» **Entries with figure data**:
====================
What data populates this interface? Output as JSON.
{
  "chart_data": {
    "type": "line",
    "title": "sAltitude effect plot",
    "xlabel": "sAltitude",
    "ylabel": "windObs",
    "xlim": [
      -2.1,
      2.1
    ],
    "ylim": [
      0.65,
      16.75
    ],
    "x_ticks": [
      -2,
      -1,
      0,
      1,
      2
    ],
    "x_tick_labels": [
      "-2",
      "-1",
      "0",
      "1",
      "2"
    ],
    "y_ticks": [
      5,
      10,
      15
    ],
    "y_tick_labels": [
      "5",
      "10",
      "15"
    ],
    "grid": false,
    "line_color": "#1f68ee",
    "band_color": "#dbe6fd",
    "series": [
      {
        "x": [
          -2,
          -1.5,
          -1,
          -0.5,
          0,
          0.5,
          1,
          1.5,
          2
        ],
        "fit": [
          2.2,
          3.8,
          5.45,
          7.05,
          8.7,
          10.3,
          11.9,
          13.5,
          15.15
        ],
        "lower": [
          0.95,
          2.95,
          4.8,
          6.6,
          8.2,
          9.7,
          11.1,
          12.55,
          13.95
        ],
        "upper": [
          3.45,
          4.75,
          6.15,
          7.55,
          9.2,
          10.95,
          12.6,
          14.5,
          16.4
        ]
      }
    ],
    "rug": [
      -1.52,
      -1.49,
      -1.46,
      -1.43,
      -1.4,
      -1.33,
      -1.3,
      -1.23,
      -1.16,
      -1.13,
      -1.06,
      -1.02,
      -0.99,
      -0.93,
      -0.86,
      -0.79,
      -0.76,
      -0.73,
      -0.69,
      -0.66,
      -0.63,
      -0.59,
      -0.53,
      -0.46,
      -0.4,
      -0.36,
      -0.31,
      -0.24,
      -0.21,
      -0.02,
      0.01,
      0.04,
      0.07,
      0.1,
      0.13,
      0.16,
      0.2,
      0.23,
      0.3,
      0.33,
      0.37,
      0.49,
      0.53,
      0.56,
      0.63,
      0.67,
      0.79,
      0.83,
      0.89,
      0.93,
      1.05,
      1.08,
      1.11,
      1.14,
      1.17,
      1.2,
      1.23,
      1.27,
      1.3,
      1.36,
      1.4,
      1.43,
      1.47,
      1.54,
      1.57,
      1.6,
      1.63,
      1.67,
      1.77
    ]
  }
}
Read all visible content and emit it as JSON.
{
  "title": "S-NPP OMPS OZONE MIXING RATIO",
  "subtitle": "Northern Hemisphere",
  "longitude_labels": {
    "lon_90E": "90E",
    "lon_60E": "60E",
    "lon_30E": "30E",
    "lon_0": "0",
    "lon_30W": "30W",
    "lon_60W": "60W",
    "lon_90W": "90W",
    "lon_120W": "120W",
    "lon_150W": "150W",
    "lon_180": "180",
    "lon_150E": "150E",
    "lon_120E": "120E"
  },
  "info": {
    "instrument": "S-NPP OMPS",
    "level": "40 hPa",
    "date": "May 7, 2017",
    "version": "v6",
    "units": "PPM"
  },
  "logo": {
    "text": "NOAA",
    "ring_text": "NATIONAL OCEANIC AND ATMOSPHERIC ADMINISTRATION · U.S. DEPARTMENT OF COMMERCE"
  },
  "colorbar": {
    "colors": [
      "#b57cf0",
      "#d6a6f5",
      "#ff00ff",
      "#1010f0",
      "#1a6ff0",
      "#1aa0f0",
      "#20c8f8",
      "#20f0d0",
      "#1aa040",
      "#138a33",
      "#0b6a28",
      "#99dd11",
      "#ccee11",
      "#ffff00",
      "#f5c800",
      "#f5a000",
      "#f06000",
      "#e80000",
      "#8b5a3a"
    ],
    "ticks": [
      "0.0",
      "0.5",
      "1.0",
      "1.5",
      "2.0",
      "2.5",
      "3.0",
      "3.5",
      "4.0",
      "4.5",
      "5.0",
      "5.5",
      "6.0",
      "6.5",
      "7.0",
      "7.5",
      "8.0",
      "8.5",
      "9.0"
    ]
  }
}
====================
» **INSTRUCTIONS TO FOLLOW**:
Repeat every line of the data, exactly and in full.

» **WRITTEN ANSWER**:
What data populates this interface? Output as JSON.
{
  "chart_data": {
    "type": "line",
    "title": "sAltitude effect plot",
    "xlabel": "sAltitude",
    "ylabel": "windObs",
    "xlim": [
      -2.1,
      2.1
    ],
    "ylim": [
      0.65,
      16.75
    ],
    "x_ticks": [
      -2,
      -1,
      0,
      1,
      2
    ],
    "x_tick_labels": [
      "-2",
      "-1",
      "0",
      "1",
      "2"
    ],
    "y_ticks": [
      5,
      10,
      15
    ],
    "y_tick_labels": [
      "5",
      "10",
      "15"
    ],
    "grid": false,
    "line_color": "#1f68ee",
    "band_color": "#dbe6fd",
    "series": [
      {
        "x": [
          -2,
          -1.5,
          -1,
          -0.5,
          0,
          0.5,
          1,
          1.5,
          2
        ],
        "fit": [
          2.2,
          3.8,
          5.45,
          7.05,
          8.7,
          10.3,
          11.9,
          13.5,
          15.15
        ],
        "lower": [
          0.95,
          2.95,
          4.8,
          6.6,
          8.2,
          9.7,
          11.1,
          12.55,
          13.95
        ],
        "upper": [
          3.45,
          4.75,
          6.15,
          7.55,
          9.2,
          10.95,
          12.6,
          14.5,
          16.4
        ]
      }
    ],
    "rug": [
      -1.52,
      -1.49,
      -1.46,
      -1.43,
      -1.4,
      -1.33,
      -1.3,
      -1.23,
      -1.16,
      -1.13,
      -1.06,
      -1.02,
      -0.99,
      -0.93,
      -0.86,
      -0.79,
      -0.76,
      -0.73,
      -0.69,
      -0.66,
      -0.63,
      -0.59,
      -0.53,
      -0.46,
      -0.4,
      -0.36,
      -0.31,
      -0.24,
      -0.21,
      -0.02,
      0.01,
      0.04,
      0.07,
      0.1,
      0.13,
      0.16,
      0.2,
      0.23,
      0.3,
      0.33,
      0.37,
      0.49,
      0.53,
      0.56,
      0.63,
      0.67,
      0.79,
      0.83,
      0.89,
      0.93,
      1.05,
      1.08,
      1.11,
      1.14,
      1.17,
      1.2,
      1.23,
      1.27,
      1.3,
      1.36,
      1.4,
      1.43,
      1.47,
      1.54,
      1.57,
      1.6,
      1.63,
      1.67,
      1.77
    ]
  }
}
Read all visible content and emit it as JSON.
{
  "title": "S-NPP OMPS OZONE MIXING RATIO",
  "subtitle": "Northern Hemisphere",
  "longitude_labels": {
    "lon_90E": "90E",
    "lon_60E": "60E",
    "lon_30E": "30E",
    "lon_0": "0",
    "lon_30W": "30W",
    "lon_60W": "60W",
    "lon_90W": "90W",
    "lon_120W": "120W",
    "lon_150W": "150W",
    "lon_180": "180",
    "lon_150E": "150E",
    "lon_120E": "120E"
  },
  "info": {
    "instrument": "S-NPP OMPS",
    "level": "40 hPa",
    "date": "May 7, 2017",
    "version": "v6",
    "units": "PPM"
  },
  "logo": {
    "text": "NOAA",
    "ring_text": "NATIONAL OCEANIC AND ATMOSPHERIC ADMINISTRATION · U.S. DEPARTMENT OF COMMERCE"
  },
  "colorbar": {
    "colors": [
      "#b57cf0",
      "#d6a6f5",
      "#ff00ff",
      "#1010f0",
      "#1a6ff0",
      "#1aa0f0",
      "#20c8f8",
      "#20f0d0",
      "#1aa040",
      "#138a33",
      "#0b6a28",
      "#99dd11",
      "#ccee11",
      "#ffff00",
      "#f5c800",
      "#f5a000",
      "#f06000",
      "#e80000",
      "#8b5a3a"
    ],
    "ticks": [
      "0.0",
      "0.5",
      "1.0",
      "1.5",
      "2.0",
      "2.5",
      "3.0",
      "3.5",
      "4.0",
      "4.5",
      "5.0",
      "5.5",
      "6.0",
      "6.5",
      "7.0",
      "7.5",
      "8.0",
      "8.5",
      "9.0"
    ]
  }
}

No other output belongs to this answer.